***** Provided records *****

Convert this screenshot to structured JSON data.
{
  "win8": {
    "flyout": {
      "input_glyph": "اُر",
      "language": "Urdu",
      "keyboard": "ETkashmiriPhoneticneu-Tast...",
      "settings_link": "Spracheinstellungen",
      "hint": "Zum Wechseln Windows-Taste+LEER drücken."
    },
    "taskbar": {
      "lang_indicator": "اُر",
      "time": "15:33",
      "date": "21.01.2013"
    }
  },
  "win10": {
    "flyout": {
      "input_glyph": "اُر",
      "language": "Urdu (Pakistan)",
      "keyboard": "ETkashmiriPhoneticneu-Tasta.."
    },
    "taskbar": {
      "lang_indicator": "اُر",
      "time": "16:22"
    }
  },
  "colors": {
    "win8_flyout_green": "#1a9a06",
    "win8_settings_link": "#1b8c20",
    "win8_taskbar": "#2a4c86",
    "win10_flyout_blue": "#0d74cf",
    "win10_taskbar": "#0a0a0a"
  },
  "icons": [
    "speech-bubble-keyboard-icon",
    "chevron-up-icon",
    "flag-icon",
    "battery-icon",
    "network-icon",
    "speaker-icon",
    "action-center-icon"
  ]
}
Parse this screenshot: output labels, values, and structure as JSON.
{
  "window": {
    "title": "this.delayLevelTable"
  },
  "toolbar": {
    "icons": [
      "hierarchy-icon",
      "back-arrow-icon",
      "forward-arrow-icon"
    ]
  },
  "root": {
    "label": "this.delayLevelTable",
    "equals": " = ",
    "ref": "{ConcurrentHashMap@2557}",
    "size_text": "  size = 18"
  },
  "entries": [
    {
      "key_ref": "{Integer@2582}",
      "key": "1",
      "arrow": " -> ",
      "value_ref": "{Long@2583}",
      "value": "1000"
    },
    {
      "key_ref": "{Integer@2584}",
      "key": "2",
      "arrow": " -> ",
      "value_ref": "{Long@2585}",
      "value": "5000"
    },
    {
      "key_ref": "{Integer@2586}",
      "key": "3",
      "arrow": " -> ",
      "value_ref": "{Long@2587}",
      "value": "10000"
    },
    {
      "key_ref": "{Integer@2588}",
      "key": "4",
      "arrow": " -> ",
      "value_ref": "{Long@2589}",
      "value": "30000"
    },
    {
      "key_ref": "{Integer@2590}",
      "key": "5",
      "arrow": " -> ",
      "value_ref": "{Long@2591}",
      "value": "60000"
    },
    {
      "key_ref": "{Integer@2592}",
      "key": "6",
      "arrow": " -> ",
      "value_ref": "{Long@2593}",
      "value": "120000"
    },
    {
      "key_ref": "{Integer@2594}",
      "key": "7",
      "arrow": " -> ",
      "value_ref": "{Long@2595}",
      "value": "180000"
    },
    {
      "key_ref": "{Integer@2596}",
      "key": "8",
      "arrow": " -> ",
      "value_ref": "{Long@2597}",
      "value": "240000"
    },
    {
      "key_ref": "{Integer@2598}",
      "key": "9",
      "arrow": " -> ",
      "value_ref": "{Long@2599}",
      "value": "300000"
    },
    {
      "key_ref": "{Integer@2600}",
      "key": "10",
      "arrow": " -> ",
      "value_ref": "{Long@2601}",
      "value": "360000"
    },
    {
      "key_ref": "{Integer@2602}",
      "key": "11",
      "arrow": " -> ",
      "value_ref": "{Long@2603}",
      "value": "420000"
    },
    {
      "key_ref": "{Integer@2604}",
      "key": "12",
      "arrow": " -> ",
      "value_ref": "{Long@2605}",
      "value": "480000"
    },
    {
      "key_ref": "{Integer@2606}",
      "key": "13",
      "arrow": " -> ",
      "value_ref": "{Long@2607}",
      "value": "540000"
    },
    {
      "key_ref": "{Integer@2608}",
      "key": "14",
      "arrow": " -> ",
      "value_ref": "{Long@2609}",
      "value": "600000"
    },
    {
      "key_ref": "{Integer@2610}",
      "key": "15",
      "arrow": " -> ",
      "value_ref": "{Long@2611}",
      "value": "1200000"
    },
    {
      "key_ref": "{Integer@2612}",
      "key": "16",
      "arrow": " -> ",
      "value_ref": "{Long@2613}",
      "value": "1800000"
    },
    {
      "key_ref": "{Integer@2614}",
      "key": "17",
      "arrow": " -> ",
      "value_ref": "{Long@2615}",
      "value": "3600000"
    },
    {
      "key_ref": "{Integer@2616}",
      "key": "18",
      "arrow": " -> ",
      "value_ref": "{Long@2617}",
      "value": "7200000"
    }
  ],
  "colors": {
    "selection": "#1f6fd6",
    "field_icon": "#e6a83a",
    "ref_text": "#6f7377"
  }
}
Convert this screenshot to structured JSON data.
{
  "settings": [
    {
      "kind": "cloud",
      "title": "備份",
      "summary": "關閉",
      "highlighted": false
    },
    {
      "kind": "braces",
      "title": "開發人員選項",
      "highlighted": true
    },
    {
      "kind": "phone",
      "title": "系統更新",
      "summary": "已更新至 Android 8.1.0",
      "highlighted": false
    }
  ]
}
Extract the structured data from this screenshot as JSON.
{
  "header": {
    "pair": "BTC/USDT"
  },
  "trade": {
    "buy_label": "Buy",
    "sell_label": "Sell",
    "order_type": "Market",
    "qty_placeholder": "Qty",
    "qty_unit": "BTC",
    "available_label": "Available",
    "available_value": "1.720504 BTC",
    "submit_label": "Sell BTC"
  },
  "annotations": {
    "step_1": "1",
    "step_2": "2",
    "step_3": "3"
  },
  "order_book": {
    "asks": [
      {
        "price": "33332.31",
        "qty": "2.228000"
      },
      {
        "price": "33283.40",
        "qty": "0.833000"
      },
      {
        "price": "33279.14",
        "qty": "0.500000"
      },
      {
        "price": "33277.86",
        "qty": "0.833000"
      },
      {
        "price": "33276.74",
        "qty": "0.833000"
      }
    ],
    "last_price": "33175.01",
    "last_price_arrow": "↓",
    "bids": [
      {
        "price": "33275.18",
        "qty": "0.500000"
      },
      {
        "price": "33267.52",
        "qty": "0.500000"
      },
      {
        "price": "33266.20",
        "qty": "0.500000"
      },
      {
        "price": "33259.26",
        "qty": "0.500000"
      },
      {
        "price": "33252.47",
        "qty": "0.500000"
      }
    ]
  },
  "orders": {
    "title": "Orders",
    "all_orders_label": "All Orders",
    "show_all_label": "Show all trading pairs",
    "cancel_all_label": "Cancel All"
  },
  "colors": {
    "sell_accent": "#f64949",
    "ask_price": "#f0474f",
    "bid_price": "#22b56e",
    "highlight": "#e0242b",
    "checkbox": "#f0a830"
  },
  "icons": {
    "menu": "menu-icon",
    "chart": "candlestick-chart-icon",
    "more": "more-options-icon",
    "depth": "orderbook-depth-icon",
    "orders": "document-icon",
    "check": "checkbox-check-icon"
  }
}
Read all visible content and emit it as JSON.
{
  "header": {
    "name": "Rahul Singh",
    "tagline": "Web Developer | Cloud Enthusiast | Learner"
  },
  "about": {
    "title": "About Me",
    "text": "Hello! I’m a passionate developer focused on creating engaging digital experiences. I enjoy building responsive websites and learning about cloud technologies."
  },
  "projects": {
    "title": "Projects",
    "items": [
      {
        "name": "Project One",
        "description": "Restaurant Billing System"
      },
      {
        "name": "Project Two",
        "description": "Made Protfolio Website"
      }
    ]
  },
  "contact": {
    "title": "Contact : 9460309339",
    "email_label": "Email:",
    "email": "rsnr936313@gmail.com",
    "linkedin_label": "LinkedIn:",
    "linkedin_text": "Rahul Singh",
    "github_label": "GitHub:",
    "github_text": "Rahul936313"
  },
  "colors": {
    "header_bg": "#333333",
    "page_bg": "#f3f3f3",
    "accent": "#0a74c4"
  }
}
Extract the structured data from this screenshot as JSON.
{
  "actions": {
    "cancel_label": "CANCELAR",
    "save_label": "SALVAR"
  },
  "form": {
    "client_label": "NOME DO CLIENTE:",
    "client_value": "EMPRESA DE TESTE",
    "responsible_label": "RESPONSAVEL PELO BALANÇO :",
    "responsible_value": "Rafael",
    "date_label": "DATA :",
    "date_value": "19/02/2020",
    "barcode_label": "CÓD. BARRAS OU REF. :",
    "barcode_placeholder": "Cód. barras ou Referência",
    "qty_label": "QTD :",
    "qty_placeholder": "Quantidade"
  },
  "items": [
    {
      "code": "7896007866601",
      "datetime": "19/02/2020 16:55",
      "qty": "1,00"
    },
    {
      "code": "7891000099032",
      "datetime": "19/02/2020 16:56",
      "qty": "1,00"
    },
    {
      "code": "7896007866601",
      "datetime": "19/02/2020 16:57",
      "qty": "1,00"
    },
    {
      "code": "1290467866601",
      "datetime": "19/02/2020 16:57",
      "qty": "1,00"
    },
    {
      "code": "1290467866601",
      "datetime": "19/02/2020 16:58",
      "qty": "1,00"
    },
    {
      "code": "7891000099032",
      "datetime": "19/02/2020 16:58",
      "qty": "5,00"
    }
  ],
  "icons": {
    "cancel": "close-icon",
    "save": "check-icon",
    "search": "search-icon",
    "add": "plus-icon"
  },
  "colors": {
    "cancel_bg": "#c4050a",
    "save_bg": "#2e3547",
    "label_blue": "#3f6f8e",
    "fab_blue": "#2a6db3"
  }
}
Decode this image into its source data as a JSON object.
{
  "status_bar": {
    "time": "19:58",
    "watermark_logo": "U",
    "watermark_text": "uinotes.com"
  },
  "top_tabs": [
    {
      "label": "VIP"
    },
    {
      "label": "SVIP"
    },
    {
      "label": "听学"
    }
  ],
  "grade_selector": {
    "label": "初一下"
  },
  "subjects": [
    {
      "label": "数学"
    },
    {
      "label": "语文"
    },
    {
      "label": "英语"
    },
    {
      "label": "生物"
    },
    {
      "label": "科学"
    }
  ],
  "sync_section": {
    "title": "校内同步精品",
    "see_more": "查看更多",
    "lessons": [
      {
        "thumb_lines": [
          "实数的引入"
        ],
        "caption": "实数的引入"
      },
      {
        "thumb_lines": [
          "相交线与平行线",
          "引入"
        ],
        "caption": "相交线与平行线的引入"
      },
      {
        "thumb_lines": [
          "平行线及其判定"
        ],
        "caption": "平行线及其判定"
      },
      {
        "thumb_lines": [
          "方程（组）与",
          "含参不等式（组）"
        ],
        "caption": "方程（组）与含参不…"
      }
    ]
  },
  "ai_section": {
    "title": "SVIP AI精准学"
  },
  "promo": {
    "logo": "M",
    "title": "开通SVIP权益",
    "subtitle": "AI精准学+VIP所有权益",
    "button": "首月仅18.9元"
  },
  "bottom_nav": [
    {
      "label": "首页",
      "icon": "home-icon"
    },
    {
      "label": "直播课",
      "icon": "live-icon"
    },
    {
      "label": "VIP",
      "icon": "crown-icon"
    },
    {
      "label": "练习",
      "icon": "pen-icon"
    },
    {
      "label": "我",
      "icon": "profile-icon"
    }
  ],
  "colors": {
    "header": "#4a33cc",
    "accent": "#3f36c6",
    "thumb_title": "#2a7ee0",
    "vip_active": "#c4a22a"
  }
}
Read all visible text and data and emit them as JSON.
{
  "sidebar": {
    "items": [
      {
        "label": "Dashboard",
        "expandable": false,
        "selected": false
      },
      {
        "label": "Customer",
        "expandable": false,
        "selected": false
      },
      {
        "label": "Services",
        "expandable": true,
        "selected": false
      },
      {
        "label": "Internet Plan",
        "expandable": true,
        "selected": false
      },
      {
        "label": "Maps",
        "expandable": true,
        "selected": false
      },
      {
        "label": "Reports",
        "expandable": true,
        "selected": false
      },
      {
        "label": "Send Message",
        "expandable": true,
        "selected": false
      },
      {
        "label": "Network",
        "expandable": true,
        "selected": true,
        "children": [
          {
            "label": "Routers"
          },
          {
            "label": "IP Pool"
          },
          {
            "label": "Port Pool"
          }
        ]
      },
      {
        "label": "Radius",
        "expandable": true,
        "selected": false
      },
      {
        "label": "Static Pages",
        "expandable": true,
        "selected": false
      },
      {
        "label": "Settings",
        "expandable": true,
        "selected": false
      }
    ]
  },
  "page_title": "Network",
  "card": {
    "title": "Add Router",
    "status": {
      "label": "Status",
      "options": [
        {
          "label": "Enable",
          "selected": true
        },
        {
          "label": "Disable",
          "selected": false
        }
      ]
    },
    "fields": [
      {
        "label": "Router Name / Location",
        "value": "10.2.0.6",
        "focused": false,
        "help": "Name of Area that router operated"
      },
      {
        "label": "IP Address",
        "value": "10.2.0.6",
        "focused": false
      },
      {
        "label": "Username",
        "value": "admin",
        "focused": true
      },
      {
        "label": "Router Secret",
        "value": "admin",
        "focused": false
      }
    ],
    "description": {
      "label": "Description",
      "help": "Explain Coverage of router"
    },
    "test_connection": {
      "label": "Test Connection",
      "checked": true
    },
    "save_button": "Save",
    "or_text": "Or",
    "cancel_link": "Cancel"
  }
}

*****

[Aim of the task]
Identify the lines that hold the word "delayLevelTable". Copy every one of them.

[Reply to the task]
    "title": "this.delayLevelTable"
    "label": "this.delayLevelTable",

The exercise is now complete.